> _AIM_
Determine the number of lines where "label" occurs and reply with that number by itself.

[Entries with figure data]
◆ ◆ ◆

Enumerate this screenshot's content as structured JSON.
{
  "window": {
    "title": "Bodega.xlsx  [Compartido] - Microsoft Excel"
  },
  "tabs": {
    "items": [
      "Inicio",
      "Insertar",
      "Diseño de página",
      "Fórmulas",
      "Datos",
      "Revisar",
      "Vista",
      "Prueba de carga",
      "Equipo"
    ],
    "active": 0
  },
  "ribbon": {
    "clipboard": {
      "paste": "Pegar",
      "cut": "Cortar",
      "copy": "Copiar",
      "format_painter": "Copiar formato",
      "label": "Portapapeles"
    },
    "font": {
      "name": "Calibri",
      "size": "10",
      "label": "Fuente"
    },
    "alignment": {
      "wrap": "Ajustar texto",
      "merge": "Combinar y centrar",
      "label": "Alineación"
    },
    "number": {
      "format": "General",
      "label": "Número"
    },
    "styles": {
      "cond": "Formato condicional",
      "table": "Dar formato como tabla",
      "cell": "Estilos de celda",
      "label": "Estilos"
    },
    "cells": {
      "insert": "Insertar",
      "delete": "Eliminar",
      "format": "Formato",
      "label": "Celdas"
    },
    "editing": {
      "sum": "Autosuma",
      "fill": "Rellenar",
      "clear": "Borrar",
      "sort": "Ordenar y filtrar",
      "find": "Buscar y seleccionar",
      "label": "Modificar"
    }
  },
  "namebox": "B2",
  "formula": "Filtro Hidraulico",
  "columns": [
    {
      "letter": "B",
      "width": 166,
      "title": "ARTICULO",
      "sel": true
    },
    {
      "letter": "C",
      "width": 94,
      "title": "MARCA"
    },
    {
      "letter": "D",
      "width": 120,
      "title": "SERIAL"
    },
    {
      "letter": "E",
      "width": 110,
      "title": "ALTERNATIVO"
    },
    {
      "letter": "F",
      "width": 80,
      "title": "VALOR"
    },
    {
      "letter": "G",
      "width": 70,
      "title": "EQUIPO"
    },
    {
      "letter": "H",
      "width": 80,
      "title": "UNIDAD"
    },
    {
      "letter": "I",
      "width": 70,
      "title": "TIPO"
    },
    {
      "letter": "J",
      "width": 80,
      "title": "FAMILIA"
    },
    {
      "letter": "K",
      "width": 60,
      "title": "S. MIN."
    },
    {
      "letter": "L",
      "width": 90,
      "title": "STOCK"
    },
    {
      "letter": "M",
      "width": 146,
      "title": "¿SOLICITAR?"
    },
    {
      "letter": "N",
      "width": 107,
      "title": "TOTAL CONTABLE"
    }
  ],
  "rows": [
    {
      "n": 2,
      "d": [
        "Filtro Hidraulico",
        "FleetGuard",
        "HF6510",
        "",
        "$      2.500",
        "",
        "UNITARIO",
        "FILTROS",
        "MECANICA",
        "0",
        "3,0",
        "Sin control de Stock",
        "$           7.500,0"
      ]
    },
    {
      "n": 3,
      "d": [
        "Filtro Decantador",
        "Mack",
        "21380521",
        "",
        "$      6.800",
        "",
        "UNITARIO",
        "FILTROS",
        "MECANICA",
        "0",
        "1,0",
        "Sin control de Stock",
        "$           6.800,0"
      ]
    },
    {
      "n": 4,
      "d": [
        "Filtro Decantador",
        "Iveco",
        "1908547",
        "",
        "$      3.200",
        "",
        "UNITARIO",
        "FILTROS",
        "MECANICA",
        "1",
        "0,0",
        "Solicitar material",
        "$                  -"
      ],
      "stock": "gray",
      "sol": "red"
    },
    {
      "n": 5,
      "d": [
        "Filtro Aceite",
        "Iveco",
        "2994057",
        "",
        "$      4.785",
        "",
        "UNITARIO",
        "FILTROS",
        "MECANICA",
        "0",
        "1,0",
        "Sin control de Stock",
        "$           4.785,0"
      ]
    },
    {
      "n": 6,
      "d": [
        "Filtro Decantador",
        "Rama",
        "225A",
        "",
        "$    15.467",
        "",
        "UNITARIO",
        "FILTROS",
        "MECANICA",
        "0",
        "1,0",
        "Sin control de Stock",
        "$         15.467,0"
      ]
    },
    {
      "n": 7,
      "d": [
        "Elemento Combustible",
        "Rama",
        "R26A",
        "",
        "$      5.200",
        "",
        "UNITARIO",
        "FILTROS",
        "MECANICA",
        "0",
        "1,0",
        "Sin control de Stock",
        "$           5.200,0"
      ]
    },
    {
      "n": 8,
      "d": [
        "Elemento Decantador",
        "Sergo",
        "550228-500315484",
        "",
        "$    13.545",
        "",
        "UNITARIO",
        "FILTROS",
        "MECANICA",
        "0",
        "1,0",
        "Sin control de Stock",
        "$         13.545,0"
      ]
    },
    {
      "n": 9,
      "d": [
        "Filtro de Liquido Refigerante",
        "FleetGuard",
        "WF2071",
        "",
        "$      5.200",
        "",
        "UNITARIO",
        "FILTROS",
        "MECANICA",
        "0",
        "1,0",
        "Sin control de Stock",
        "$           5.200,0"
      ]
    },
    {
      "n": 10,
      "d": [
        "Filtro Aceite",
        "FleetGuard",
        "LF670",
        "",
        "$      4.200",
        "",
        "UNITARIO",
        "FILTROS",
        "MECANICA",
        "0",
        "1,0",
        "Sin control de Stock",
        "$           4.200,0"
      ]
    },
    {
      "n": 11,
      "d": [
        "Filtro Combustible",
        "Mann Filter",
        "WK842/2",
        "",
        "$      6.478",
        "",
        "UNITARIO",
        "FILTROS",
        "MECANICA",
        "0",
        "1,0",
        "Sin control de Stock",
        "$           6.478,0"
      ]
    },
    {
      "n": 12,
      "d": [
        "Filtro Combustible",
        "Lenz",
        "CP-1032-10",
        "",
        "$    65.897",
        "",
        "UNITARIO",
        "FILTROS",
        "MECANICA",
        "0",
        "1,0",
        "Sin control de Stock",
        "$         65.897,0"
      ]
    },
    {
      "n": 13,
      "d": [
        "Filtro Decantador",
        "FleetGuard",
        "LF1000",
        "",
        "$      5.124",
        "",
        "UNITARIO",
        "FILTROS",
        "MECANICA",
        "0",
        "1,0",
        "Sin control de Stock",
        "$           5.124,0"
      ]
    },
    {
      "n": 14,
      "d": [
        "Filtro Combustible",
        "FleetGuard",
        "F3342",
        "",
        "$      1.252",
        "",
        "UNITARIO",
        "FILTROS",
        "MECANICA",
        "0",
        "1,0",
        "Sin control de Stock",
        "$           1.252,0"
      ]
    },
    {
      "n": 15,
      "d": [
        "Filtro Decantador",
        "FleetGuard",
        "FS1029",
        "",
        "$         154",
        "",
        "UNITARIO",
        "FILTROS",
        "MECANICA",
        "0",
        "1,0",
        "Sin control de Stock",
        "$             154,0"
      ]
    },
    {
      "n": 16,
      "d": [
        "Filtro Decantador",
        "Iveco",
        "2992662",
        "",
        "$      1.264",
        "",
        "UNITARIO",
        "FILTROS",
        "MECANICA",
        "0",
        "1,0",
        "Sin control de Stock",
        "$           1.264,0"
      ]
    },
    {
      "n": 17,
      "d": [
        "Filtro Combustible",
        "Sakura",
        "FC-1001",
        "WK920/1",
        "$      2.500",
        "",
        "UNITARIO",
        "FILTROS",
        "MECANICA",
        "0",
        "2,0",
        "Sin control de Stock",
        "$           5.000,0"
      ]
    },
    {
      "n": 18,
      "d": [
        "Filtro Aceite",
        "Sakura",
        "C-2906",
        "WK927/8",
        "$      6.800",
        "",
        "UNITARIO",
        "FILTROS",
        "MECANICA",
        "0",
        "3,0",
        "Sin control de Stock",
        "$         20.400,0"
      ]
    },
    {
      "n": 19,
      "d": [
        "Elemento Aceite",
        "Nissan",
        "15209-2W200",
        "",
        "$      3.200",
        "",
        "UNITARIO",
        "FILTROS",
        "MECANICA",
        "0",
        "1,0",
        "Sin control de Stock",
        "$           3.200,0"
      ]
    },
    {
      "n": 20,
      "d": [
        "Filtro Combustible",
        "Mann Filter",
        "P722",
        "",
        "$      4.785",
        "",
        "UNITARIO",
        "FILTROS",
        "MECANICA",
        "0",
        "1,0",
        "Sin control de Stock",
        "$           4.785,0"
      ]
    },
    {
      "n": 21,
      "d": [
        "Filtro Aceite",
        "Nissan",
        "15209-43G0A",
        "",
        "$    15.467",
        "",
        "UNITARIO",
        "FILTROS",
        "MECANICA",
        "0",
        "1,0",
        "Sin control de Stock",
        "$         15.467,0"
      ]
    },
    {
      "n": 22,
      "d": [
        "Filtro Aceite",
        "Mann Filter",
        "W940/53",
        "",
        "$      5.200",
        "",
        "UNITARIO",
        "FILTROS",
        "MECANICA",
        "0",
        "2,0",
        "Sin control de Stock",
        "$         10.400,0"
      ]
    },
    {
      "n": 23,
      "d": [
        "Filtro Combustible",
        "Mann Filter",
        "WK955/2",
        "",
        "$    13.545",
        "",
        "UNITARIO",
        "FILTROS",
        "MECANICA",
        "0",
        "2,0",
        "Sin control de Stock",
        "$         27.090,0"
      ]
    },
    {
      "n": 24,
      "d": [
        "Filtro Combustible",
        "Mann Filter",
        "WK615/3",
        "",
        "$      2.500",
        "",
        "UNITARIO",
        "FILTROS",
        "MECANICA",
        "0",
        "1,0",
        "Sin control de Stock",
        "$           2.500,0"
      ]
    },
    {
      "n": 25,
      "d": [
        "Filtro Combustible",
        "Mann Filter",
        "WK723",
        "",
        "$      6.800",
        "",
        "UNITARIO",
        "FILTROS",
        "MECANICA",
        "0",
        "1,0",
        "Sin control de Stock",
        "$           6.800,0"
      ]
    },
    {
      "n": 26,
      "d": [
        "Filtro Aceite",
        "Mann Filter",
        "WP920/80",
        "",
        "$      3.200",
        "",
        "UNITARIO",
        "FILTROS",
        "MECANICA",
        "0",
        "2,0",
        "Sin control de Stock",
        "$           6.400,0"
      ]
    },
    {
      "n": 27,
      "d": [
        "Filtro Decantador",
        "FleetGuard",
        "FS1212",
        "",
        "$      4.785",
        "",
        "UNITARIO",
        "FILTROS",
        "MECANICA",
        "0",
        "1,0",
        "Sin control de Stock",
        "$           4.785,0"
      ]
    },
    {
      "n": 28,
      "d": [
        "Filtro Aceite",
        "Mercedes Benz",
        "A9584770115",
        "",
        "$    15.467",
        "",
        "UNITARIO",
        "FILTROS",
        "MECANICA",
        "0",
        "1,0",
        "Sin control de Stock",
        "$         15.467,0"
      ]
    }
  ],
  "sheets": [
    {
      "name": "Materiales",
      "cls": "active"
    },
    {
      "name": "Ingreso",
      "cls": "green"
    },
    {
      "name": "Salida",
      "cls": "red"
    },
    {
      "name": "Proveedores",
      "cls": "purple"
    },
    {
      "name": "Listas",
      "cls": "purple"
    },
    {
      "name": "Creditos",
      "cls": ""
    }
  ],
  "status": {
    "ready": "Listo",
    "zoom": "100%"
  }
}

◆ ◆ ◆

> _RESULT OF THE EXERCISE_
7